--- RECORDS TO PROCESS ---
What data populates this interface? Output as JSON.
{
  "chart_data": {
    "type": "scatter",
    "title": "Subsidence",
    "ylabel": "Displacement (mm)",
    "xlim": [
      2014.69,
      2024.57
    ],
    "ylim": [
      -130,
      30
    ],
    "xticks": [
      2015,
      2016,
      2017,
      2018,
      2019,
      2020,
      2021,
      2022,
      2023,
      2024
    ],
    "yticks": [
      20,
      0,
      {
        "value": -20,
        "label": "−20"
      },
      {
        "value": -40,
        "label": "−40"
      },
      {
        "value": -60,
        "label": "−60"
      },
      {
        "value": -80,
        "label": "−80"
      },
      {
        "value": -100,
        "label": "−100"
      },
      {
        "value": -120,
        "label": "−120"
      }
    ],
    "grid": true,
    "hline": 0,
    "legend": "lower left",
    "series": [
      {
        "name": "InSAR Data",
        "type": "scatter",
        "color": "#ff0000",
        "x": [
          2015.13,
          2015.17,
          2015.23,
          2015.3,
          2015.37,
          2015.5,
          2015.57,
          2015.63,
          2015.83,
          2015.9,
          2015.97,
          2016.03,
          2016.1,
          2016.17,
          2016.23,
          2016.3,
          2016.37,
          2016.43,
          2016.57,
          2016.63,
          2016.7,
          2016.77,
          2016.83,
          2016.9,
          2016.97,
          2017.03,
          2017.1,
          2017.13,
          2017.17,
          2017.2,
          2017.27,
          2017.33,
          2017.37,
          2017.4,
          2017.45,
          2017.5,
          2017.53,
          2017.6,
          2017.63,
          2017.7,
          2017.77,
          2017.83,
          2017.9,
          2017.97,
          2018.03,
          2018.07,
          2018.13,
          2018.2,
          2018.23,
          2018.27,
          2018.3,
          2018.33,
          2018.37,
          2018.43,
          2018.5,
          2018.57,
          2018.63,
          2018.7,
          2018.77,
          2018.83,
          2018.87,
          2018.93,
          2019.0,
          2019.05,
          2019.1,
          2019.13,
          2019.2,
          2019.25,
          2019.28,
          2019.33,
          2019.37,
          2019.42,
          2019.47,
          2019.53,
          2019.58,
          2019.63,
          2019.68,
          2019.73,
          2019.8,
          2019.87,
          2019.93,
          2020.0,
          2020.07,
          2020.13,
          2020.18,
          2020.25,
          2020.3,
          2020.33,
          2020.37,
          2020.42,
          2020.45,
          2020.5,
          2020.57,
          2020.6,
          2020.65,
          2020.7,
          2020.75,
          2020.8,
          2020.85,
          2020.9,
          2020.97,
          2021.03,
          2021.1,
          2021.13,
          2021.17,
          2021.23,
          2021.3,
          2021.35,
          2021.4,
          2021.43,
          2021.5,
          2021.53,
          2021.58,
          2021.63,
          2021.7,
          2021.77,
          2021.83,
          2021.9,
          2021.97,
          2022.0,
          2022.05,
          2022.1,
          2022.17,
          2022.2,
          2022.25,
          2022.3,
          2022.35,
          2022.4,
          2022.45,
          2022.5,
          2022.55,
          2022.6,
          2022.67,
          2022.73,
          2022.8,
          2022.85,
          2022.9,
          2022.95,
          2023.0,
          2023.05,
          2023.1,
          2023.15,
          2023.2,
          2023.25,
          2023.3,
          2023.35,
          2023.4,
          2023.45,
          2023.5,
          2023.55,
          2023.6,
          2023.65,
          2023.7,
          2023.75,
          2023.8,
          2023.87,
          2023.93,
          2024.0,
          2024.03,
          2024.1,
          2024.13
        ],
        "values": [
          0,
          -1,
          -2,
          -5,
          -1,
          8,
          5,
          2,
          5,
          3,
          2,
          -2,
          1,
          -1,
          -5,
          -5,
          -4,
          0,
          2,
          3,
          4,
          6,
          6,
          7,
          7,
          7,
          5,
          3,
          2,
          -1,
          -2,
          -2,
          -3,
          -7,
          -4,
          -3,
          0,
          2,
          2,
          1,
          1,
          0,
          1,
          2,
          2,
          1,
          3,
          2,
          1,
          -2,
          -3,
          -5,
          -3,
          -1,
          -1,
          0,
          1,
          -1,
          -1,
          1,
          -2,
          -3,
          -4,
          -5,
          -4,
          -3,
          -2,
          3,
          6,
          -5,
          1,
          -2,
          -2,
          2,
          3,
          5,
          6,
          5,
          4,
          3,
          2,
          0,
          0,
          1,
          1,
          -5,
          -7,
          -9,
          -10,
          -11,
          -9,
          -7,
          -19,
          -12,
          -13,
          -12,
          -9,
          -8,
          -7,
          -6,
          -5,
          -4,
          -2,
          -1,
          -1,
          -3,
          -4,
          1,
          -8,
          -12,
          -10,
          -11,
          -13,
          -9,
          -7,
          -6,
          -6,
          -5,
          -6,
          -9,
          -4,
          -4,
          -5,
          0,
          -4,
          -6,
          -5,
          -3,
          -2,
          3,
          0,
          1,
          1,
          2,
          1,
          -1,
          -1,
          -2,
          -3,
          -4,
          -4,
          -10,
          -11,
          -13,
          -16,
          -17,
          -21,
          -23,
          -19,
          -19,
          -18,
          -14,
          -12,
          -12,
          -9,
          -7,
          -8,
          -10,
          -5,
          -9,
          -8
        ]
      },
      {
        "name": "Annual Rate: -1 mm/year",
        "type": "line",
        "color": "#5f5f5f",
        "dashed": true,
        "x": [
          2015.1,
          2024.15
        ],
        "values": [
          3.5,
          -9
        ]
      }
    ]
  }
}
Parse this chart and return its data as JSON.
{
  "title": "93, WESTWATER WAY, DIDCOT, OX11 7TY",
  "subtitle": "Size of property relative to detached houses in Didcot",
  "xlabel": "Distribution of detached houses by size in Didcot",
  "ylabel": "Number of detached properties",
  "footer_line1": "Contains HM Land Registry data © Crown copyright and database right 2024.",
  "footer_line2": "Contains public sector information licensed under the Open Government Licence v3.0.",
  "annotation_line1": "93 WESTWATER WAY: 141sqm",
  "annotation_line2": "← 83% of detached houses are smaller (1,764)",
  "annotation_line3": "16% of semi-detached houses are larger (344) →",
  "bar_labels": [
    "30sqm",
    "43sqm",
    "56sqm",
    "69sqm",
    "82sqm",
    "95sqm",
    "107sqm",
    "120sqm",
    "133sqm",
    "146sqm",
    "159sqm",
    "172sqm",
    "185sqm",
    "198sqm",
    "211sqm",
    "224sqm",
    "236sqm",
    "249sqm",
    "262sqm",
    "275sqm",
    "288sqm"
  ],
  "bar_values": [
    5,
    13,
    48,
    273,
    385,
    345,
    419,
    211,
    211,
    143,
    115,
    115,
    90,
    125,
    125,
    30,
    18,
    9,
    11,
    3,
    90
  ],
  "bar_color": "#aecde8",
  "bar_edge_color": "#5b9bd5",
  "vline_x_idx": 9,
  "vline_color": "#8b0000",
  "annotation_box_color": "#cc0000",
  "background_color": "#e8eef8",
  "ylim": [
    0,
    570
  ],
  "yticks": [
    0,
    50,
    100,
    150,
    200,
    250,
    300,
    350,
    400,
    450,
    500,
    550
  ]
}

--- AIM ---
Repeat every line of the data, exactly and in full.

--- SOLUTION TO THIS EXERCISE ---
What data populates this interface? Output as JSON.
{
  "chart_data": {
    "type": "scatter",
    "title": "Subsidence",
    "ylabel": "Displacement (mm)",
    "xlim": [
      2014.69,
      2024.57
    ],
    "ylim": [
      -130,
      30
    ],
    "xticks": [
      2015,
      2016,
      2017,
      2018,
      2019,
      2020,
      2021,
      2022,
      2023,
      2024
    ],
    "yticks": [
      20,
      0,
      {
        "value": -20,
        "label": "−20"
      },
      {
        "value": -40,
        "label": "−40"
      },
      {
        "value": -60,
        "label": "−60"
      },
      {
        "value": -80,
        "label": "−80"
      },
      {
        "value": -100,
        "label": "−100"
      },
      {
        "value": -120,
        "label": "−120"
      }
    ],
    "grid": true,
    "hline": 0,
    "legend": "lower left",
    "series": [
      {
        "name": "InSAR Data",
        "type": "scatter",
        "color": "#ff0000",
        "x": [
          2015.13,
          2015.17,
          2015.23,
          2015.3,
          2015.37,
          2015.5,
          2015.57,
          2015.63,
          2015.83,
          2015.9,
          2015.97,
          2016.03,
          2016.1,
          2016.17,
          2016.23,
          2016.3,
          2016.37,
          2016.43,
          2016.57,
          2016.63,
          2016.7,
          2016.77,
          2016.83,
          2016.9,
          2016.97,
          2017.03,
          2017.1,
          2017.13,
          2017.17,
          2017.2,
          2017.27,
          2017.33,
          2017.37,
          2017.4,
          2017.45,
          2017.5,
          2017.53,
          2017.6,
          2017.63,
          2017.7,
          2017.77,
          2017.83,
          2017.9,
          2017.97,
          2018.03,
          2018.07,
          2018.13,
          2018.2,
          2018.23,
          2018.27,
          2018.3,
          2018.33,
          2018.37,
          2018.43,
          2018.5,
          2018.57,
          2018.63,
          2018.7,
          2018.77,
          2018.83,
          2018.87,
          2018.93,
          2019.0,
          2019.05,
          2019.1,
          2019.13,
          2019.2,
          2019.25,
          2019.28,
          2019.33,
          2019.37,
          2019.42,
          2019.47,
          2019.53,
          2019.58,
          2019.63,
          2019.68,
          2019.73,
          2019.8,
          2019.87,
          2019.93,
          2020.0,
          2020.07,
          2020.13,
          2020.18,
          2020.25,
          2020.3,
          2020.33,
          2020.37,
          2020.42,
          2020.45,
          2020.5,
          2020.57,
          2020.6,
          2020.65,
          2020.7,
          2020.75,
          2020.8,
          2020.85,
          2020.9,
          2020.97,
          2021.03,
          2021.1,
          2021.13,
          2021.17,
          2021.23,
          2021.3,
          2021.35,
          2021.4,
          2021.43,
          2021.5,
          2021.53,
          2021.58,
          2021.63,
          2021.7,
          2021.77,
          2021.83,
          2021.9,
          2021.97,
          2022.0,
          2022.05,
          2022.1,
          2022.17,
          2022.2,
          2022.25,
          2022.3,
          2022.35,
          2022.4,
          2022.45,
          2022.5,
          2022.55,
          2022.6,
          2022.67,
          2022.73,
          2022.8,
          2022.85,
          2022.9,
          2022.95,
          2023.0,
          2023.05,
          2023.1,
          2023.15,
          2023.2,
          2023.25,
          2023.3,
          2023.35,
          2023.4,
          2023.45,
          2023.5,
          2023.55,
          2023.6,
          2023.65,
          2023.7,
          2023.75,
          2023.8,
          2023.87,
          2023.93,
          2024.0,
          2024.03,
          2024.1,
          2024.13
        ],
        "values": [
          0,
          -1,
          -2,
          -5,
          -1,
          8,
          5,
          2,
          5,
          3,
          2,
          -2,
          1,
          -1,
          -5,
          -5,
          -4,
          0,
          2,
          3,
          4,
          6,
          6,
          7,
          7,
          7,
          5,
          3,
          2,
          -1,
          -2,
          -2,
          -3,
          -7,
          -4,
          -3,
          0,
          2,
          2,
          1,
          1,
          0,
          1,
          2,
          2,
          1,
          3,
          2,
          1,
          -2,
          -3,
          -5,
          -3,
          -1,
          -1,
          0,
          1,
          -1,
          -1,
          1,
          -2,
          -3,
          -4,
          -5,
          -4,
          -3,
          -2,
          3,
          6,
          -5,
          1,
          -2,
          -2,
          2,
          3,
          5,
          6,
          5,
          4,
          3,
          2,
          0,
          0,
          1,
          1,
          -5,
          -7,
          -9,
          -10,
          -11,
          -9,
          -7,
          -19,
          -12,
          -13,
          -12,
          -9,
          -8,
          -7,
          -6,
          -5,
          -4,
          -2,
          -1,
          -1,
          -3,
          -4,
          1,
          -8,
          -12,
          -10,
          -11,
          -13,
          -9,
          -7,
          -6,
          -6,
          -5,
          -6,
          -9,
          -4,
          -4,
          -5,
          0,
          -4,
          -6,
          -5,
          -3,
          -2,
          3,
          0,
          1,
          1,
          2,
          1,
          -1,
          -1,
          -2,
          -3,
          -4,
          -4,
          -10,
          -11,
          -13,
          -16,
          -17,
          -21,
          -23,
          -19,
          -19,
          -18,
          -14,
          -12,
          -12,
          -9,
          -7,
          -8,
          -10,
          -5,
          -9,
          -8
        ]
      },
      {
        "name": "Annual Rate: -1 mm/year",
        "type": "line",
        "color": "#5f5f5f",
        "dashed": true,
        "x": [
          2015.1,
          2024.15
        ],
        "values": [
          3.5,
          -9
        ]
      }
    ]
  }
}
Parse this chart and return its data as JSON.
{
  "title": "93, WESTWATER WAY, DIDCOT, OX11 7TY",
  "subtitle": "Size of property relative to detached houses in Didcot",
  "xlabel": "Distribution of detached houses by size in Didcot",
  "ylabel": "Number of detached properties",
  "footer_line1": "Contains HM Land Registry data © Crown copyright and database right 2024.",
  "footer_line2": "Contains public sector information licensed under the Open Government Licence v3.0.",
  "annotation_line1": "93 WESTWATER WAY: 141sqm",
  "annotation_line2": "← 83% of detached houses are smaller (1,764)",
  "annotation_line3": "16% of semi-detached houses are larger (344) →",
  "bar_labels": [
    "30sqm",
    "43sqm",
    "56sqm",
    "69sqm",
    "82sqm",
    "95sqm",
    "107sqm",
    "120sqm",
    "133sqm",
    "146sqm",
    "159sqm",
    "172sqm",
    "185sqm",
    "198sqm",
    "211sqm",
    "224sqm",
    "236sqm",
    "249sqm",
    "262sqm",
    "275sqm",
    "288sqm"
  ],
  "bar_values": [
    5,
    13,
    48,
    273,
    385,
    345,
    419,
    211,
    211,
    143,
    115,
    115,
    90,
    125,
    125,
    30,
    18,
    9,
    11,
    3,
    90
  ],
  "bar_color": "#aecde8",
  "bar_edge_color": "#5b9bd5",
  "vline_x_idx": 9,
  "vline_color": "#8b0000",
  "annotation_box_color": "#cc0000",
  "background_color": "#e8eef8",
  "ylim": [
    0,
    570
  ],
  "yticks": [
    0,
    50,
    100,
    150,
    200,
    250,
    300,
    350,
    400,
    450,
    500,
    550
  ]
}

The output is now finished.